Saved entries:
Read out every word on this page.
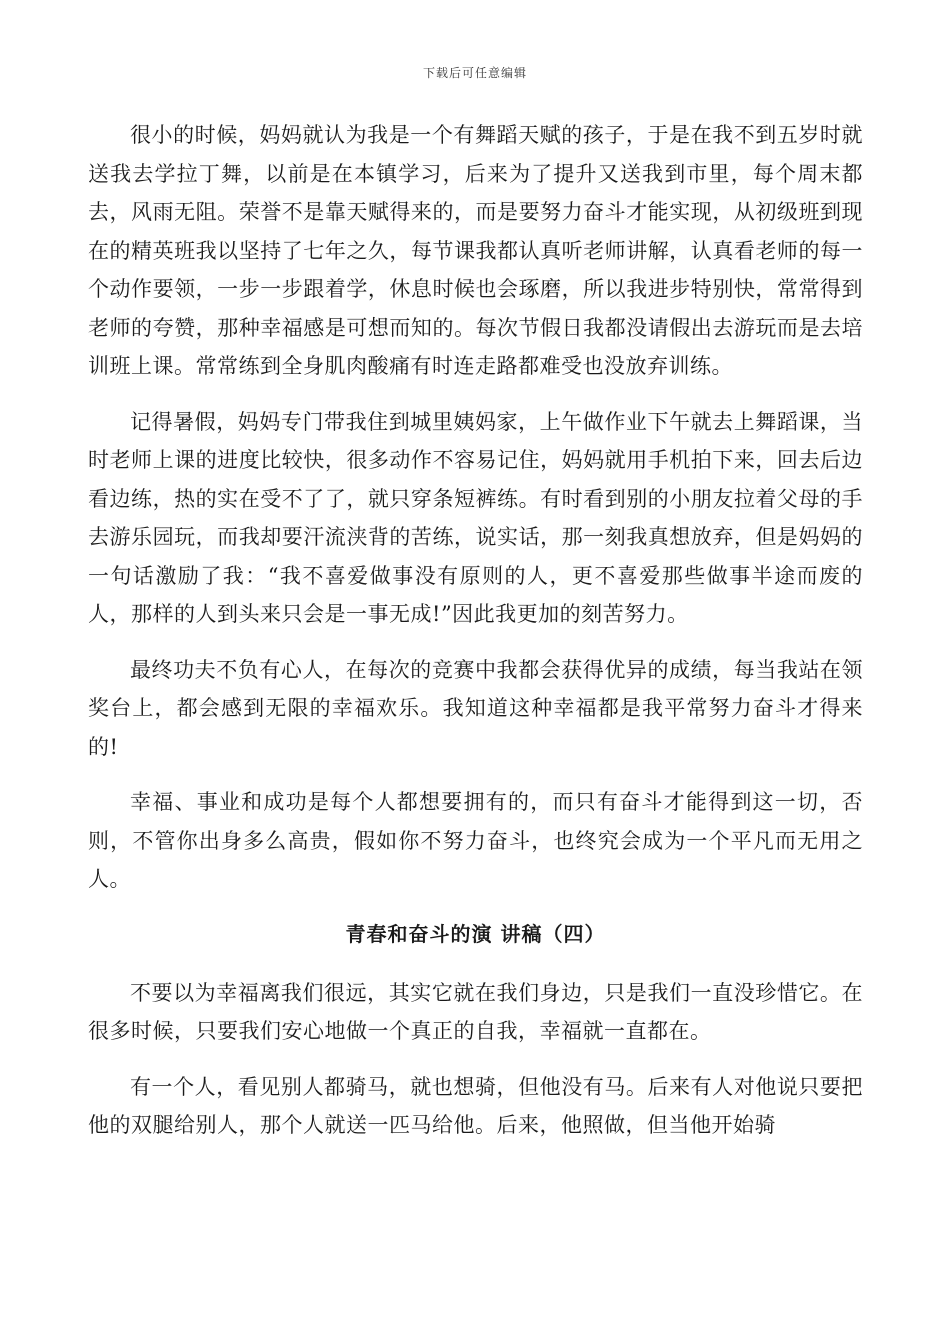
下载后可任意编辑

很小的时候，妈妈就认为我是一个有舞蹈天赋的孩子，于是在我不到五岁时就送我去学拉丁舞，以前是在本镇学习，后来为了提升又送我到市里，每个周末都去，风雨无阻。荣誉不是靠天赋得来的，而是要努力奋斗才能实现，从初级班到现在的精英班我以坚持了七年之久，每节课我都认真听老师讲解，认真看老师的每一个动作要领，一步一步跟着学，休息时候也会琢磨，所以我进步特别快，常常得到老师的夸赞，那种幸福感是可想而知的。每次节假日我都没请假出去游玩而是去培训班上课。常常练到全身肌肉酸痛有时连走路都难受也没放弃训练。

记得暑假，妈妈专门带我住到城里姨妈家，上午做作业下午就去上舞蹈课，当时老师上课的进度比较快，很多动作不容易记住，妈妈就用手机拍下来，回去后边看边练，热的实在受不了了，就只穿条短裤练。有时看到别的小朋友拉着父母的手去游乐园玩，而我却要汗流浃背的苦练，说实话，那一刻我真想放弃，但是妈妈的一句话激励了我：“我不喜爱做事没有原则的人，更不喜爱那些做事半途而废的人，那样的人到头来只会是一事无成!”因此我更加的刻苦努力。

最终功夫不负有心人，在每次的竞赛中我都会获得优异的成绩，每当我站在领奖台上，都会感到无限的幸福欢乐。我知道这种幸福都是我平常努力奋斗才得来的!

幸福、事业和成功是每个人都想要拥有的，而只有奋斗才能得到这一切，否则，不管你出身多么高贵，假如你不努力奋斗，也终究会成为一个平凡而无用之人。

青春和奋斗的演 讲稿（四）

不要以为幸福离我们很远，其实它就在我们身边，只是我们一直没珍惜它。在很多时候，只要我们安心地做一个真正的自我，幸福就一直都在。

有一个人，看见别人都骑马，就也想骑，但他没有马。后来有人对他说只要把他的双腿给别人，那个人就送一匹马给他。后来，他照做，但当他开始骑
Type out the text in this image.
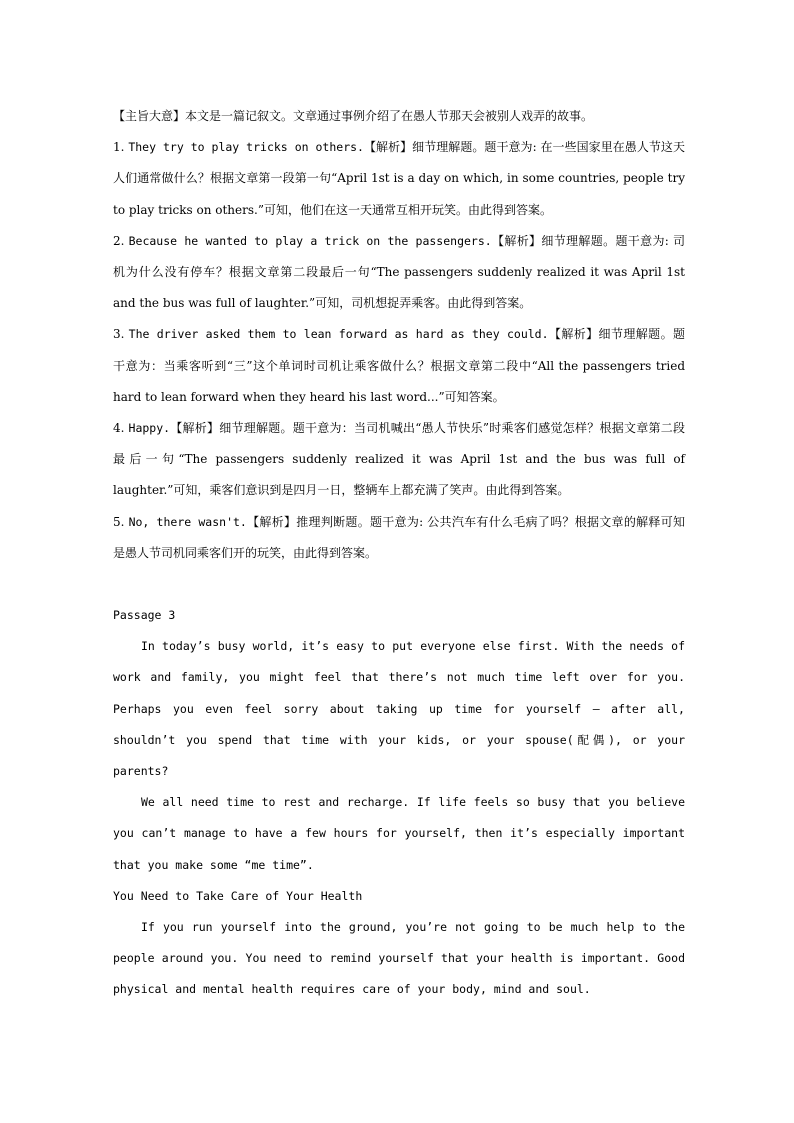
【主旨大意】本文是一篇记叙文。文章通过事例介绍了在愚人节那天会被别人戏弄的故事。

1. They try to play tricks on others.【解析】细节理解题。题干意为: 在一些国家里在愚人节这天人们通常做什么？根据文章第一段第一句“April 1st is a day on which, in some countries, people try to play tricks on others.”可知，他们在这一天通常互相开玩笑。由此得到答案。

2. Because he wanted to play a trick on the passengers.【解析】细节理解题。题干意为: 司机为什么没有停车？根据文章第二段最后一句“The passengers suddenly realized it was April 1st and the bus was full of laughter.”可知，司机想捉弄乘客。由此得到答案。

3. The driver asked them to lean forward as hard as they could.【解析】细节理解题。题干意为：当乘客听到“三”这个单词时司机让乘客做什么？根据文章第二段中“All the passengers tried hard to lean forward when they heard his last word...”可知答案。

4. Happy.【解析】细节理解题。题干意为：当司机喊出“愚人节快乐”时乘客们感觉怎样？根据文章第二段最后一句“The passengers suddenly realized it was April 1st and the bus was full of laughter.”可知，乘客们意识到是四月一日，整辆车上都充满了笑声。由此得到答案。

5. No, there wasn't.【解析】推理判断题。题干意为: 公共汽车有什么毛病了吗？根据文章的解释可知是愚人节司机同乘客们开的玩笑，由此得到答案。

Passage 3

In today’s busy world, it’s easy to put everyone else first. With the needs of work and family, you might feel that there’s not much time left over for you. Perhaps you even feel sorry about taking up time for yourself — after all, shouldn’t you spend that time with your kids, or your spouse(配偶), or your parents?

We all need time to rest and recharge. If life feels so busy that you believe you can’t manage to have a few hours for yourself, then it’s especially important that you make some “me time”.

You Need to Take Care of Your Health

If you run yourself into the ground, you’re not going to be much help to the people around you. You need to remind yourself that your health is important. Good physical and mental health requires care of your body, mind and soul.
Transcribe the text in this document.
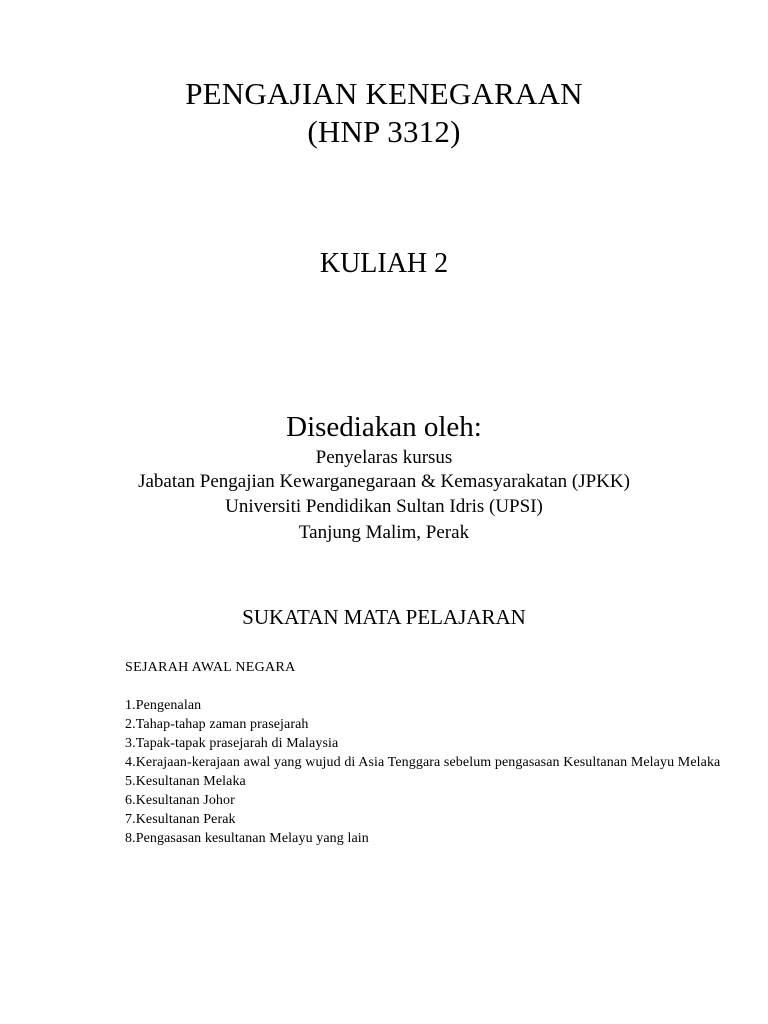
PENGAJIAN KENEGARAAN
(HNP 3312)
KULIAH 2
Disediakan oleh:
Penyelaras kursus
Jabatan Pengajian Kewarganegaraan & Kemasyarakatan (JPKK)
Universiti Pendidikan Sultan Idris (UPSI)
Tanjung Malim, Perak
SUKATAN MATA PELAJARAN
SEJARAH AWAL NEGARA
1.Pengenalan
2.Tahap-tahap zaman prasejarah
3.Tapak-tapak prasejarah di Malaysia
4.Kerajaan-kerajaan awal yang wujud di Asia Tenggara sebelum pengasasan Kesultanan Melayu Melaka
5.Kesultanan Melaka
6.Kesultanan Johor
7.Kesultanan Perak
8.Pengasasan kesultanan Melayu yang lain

Exercise brief: Everything from the line that contains "Transcribe the text in this document." to the final line of the data is to be duplicated exactly, both ends included, except the pictures.

The reply:
Transcribe the text in this document.
PENGAJIAN KENEGARAAN
(HNP 3312)
KULIAH 2
Disediakan oleh:
Penyelaras kursus
Jabatan Pengajian Kewarganegaraan & Kemasyarakatan (JPKK)
Universiti Pendidikan Sultan Idris (UPSI)
Tanjung Malim, Perak
SUKATAN MATA PELAJARAN
SEJARAH AWAL NEGARA
1.Pengenalan
2.Tahap-tahap zaman prasejarah
3.Tapak-tapak prasejarah di Malaysia
4.Kerajaan-kerajaan awal yang wujud di Asia Tenggara sebelum pengasasan Kesultanan Melayu Melaka
5.Kesultanan Melaka
6.Kesultanan Johor
7.Kesultanan Perak
8.Pengasasan kesultanan Melayu yang lain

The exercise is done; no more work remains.